**Document segment**
Canadian blues reached a milestone this week when Steve Marriner captured the Juno Award for Blues Album of the Year on Saturday — and tonight, the brand-new Canadian Blues Music Awards hand out their first-ever trophies in Toronto. Together, these two events mark the most significant week for Canadian blues in recent memory.

The Inaugural CBMA Gala Arrives Tonight

The Canadian Blues Music Awards gala takes over the Phoenix Concert Theatre tonight (March 30), replacing the long-standing Maple Blues Awards with an entirely new national program. However, this isn’t a rebrand. The CBMAs were built from scratch by a governing committee that spent more than a year researching, consulting artists, and developing an independent awards structure designed for transparency and nationwide reach.

Furthermore, the Toronto Blues Society presents the gala but holds no role in governance, nominations, or judging. That separation matters — it gives the awards credibility from day one.

**Supplied information**
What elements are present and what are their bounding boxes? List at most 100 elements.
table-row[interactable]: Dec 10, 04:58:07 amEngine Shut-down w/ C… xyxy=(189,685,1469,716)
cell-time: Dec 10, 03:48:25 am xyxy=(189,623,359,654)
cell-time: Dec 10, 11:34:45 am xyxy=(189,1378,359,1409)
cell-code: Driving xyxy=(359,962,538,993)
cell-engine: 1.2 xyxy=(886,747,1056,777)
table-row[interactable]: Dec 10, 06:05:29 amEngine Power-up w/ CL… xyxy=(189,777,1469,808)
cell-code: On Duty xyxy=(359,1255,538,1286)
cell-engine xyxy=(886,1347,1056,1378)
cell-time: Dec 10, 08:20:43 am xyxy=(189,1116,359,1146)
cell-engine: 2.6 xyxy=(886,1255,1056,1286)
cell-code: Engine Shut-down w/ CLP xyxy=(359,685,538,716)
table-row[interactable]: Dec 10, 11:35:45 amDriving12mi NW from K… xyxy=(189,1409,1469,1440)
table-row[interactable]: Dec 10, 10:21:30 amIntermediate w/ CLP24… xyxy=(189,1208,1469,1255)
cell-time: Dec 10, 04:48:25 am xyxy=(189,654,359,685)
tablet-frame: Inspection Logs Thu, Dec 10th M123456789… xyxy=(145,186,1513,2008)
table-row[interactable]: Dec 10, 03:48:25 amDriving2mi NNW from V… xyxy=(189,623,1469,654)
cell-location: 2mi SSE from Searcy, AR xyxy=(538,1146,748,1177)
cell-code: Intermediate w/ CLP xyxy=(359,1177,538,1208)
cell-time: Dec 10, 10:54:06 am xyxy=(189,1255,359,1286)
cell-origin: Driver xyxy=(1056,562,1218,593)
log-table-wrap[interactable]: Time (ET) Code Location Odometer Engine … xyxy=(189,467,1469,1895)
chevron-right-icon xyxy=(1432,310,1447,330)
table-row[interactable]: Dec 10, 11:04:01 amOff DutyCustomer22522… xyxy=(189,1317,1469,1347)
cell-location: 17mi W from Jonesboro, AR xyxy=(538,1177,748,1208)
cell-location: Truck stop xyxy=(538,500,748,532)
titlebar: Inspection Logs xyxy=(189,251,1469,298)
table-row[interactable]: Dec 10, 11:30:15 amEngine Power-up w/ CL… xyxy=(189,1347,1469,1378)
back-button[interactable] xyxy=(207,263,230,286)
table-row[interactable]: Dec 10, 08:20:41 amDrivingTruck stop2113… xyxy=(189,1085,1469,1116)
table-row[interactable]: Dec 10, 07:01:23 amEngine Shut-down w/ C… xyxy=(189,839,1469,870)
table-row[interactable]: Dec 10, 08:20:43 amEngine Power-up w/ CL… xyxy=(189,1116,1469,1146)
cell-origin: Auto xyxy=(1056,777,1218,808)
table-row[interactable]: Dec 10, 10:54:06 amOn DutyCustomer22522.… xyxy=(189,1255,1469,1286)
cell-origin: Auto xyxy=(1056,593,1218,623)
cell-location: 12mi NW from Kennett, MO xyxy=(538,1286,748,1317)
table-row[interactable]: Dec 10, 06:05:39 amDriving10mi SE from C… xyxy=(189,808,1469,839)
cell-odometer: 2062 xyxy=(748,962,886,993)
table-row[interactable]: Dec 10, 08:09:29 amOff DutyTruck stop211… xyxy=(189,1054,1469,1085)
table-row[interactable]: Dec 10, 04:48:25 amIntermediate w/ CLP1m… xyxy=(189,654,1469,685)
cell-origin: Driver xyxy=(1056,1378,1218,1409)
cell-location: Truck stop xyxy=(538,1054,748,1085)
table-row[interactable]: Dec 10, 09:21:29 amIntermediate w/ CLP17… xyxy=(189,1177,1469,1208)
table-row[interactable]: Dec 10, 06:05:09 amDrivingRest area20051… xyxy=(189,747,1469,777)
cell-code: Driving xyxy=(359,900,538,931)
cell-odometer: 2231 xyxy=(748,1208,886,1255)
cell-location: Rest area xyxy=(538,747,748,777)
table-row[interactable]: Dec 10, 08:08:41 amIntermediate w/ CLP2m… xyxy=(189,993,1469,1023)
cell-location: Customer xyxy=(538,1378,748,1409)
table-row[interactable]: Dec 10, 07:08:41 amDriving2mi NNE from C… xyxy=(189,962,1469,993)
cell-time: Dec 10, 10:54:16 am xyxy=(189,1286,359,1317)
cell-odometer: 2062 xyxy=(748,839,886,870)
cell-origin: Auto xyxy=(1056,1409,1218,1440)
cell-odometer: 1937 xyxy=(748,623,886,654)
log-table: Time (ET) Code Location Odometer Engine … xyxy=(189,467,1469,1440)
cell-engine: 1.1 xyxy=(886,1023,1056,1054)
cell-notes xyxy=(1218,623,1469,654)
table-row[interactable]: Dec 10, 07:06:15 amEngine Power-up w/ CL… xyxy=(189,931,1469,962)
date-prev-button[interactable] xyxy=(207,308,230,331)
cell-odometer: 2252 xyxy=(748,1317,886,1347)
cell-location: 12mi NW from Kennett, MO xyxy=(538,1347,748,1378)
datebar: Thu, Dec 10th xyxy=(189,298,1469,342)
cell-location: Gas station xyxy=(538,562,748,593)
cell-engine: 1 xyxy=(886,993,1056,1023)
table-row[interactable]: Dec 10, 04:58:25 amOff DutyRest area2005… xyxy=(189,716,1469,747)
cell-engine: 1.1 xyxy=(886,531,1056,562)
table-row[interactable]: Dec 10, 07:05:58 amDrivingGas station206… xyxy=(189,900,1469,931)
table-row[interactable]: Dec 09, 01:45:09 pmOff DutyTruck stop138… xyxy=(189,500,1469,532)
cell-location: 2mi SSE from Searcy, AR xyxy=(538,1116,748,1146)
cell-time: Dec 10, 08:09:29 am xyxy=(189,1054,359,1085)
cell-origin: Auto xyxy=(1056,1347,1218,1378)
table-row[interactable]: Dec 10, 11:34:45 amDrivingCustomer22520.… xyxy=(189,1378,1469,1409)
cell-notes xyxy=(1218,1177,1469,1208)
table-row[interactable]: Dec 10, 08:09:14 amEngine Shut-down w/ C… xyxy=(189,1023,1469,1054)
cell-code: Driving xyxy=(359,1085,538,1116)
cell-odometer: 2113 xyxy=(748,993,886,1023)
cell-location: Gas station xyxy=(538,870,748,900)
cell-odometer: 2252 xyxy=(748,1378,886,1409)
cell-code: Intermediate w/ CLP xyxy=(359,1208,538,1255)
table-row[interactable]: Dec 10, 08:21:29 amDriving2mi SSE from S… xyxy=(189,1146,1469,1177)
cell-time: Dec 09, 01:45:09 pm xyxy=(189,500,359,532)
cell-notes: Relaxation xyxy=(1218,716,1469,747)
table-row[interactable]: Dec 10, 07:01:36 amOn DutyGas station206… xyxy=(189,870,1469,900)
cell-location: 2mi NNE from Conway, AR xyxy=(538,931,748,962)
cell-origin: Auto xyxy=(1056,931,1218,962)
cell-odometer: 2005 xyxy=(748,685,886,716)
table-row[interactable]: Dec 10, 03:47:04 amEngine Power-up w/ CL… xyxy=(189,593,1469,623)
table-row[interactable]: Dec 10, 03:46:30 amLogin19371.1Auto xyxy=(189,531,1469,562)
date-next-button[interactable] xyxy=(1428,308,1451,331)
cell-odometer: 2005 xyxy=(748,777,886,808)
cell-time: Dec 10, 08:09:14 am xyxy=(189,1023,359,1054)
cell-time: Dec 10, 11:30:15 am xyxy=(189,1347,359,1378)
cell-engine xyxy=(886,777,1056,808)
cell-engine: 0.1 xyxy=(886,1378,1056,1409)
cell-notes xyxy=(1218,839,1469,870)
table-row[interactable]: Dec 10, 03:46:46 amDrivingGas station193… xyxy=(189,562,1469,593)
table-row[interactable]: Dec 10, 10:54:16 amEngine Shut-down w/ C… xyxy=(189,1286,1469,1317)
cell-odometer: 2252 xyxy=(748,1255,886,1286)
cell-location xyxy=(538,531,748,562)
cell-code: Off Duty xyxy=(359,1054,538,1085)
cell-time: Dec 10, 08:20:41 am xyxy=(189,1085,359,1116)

**Written task**
Continue the article about the Canadian Blues Music Awards from the point where it stops.

**Answer below**
Danny Marks hosts the evening, which features performances from Marriner, Crystal Shawanda, Kenny “Blues Boss” Wayne, Brandon Isaak, and Dana Wylie (Secondhand Dreamcar). A house band called “Pass the Envelope,” led by musical director Manny DeGrandis, backs every set. Consequently, the after-party extends the celebration with live sets from nominees Glenn Marais & The Mojo Train, Ollee Owens, JP LeBlanc, and more.

Sixteen Categories, One Lifetime Achievement Award

The CBMAs recognize excellence across 16 categories, spanning Electric and Acoustic Blues Recording of the Year to individual instrument awards for guitar, keyboards, harmonica, horn, bass, and drums. Meanwhile, the Lifetime Achievement nominees represent decades of Canadian blues history: Amos Garrett, Bobby Dean Blackburn, Kenny “Blues Boss” Wayne, Russell Jackson, and the late Tim Williams.

Williams, who passed away last November, spent decades moving between country, blues, and Hawaiian styles in Western Canada. He captured Best Solo Act and Best Guitarist at the International Blues Challenge in 2014, and he produced or performed on four Juno-nominated projects throughout his career.

Marriner’s Juno Win Sets the Stage

Steve Marriner arrived at tonight’s gala riding a wave of momentum. On Saturday, he won the Juno for Blues Album of the Year for Hear My Heart (Cordova Bay Records), an album that already hit #1 on the Roots Music Report Canada Album Chart and claimed the top spot as the most-played album of 2025 on The Big Blues Chart for Canada.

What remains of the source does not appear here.